__WHAT YOU WILL DO__: Search the data for the word "SalaryNormalized" and copy every line where it occurs.

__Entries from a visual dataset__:
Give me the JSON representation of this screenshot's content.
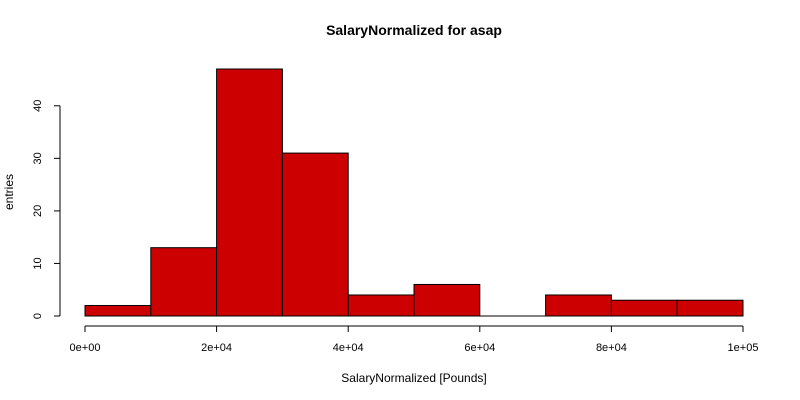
{
  "chart_data": {
    "type": "bar",
    "title": "SalaryNormalized for asap",
    "xlabel": "SalaryNormalized [Pounds]",
    "ylabel": "entries",
    "bin_edges": [
      0,
      10000,
      20000,
      30000,
      40000,
      50000,
      60000,
      70000,
      80000,
      90000,
      100000
    ],
    "values": [
      2,
      13,
      47,
      31,
      4,
      6,
      0,
      4,
      3,
      3
    ],
    "xlim": [
      0,
      100000
    ],
    "ylim": [
      0,
      47
    ],
    "x_ticks": [
      0,
      20000,
      40000,
      60000,
      80000,
      100000
    ],
    "x_tick_labels": [
      "0e+00",
      "2e+04",
      "4e+04",
      "6e+04",
      "8e+04",
      "1e+05"
    ],
    "y_ticks": [
      0,
      10,
      20,
      30,
      40
    ],
    "y_tick_labels": [
      "0",
      "10",
      "20",
      "30",
      "40"
    ],
    "bar_color": "#cc0000",
    "grid": false,
    "legend": "none"
  }
}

__RESULT OF THIS EXERCISE__:
    "title": "SalaryNormalized for asap",
    "xlabel": "SalaryNormalized [Pounds]",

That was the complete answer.